▶ [WRITTEN REQUEST] A faithful transcription of all the data is required.

▶ [EXTRACTED ENTRIES]
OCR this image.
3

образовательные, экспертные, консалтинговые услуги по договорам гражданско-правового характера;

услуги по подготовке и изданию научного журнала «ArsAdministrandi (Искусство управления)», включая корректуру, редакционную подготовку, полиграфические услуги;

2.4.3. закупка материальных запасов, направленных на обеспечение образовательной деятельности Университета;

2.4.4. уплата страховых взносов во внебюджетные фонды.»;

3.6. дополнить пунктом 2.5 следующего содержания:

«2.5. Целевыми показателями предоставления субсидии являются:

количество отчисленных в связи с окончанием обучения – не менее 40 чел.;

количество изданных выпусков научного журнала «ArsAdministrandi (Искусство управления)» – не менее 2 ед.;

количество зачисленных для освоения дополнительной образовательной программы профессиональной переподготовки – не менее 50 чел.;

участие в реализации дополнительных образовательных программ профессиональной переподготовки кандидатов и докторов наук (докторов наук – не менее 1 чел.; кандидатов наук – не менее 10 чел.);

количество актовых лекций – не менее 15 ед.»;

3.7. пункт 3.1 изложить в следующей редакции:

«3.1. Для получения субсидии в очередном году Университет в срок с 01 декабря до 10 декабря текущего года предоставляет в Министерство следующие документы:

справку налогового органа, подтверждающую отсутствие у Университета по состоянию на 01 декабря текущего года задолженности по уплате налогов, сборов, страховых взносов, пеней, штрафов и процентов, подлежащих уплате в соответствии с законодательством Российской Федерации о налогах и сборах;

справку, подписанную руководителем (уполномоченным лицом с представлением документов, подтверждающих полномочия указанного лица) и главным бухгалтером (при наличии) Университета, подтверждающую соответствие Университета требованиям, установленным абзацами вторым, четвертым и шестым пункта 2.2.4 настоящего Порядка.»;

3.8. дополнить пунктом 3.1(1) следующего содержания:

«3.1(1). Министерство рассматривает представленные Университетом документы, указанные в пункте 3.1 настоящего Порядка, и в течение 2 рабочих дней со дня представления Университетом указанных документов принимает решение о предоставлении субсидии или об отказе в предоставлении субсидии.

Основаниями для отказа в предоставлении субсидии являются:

▶ [PROBLEM SOLUTION]
OCR this image.
3

образовательные, экспертные, консалтинговые услуги по договорам гражданско-правового характера;

услуги по подготовке и изданию научного журнала «ArsAdministrandi (Искусство управления)», включая корректуру, редакционную подготовку, полиграфические услуги;

2.4.3. закупка материальных запасов, направленных на обеспечение образовательной деятельности Университета;

2.4.4. уплата страховых взносов во внебюджетные фонды.»;

3.6. дополнить пунктом 2.5 следующего содержания:

«2.5. Целевыми показателями предоставления субсидии являются:

количество отчисленных в связи с окончанием обучения – не менее 40 чел.;

количество изданных выпусков научного журнала «ArsAdministrandi (Искусство управления)» – не менее 2 ед.;

количество зачисленных для освоения дополнительной образовательной программы профессиональной переподготовки – не менее 50 чел.;

участие в реализации дополнительных образовательных программ профессиональной переподготовки кандидатов и докторов наук (докторов наук – не менее 1 чел.; кандидатов наук – не менее 10 чел.);

количество актовых лекций – не менее 15 ед.»;

3.7. пункт 3.1 изложить в следующей редакции:

«3.1. Для получения субсидии в очередном году Университет в срок с 01 декабря до 10 декабря текущего года предоставляет в Министерство следующие документы:

справку налогового органа, подтверждающую отсутствие у Университета по состоянию на 01 декабря текущего года задолженности по уплате налогов, сборов, страховых взносов, пеней, штрафов и процентов, подлежащих уплате в соответствии с законодательством Российской Федерации о налогах и сборах;

справку, подписанную руководителем (уполномоченным лицом с представлением документов, подтверждающих полномочия указанного лица) и главным бухгалтером (при наличии) Университета, подтверждающую соответствие Университета требованиям, установленным абзацами вторым, четвертым и шестым пункта 2.2.4 настоящего Порядка.»;

3.8. дополнить пунктом 3.1(1) следующего содержания:

«3.1(1). Министерство рассматривает представленные Университетом документы, указанные в пункте 3.1 настоящего Порядка, и в течение 2 рабочих дней со дня представления Университетом указанных документов принимает решение о предоставлении субсидии или об отказе в предоставлении субсидии.

Основаниями для отказа в предоставлении субсидии являются:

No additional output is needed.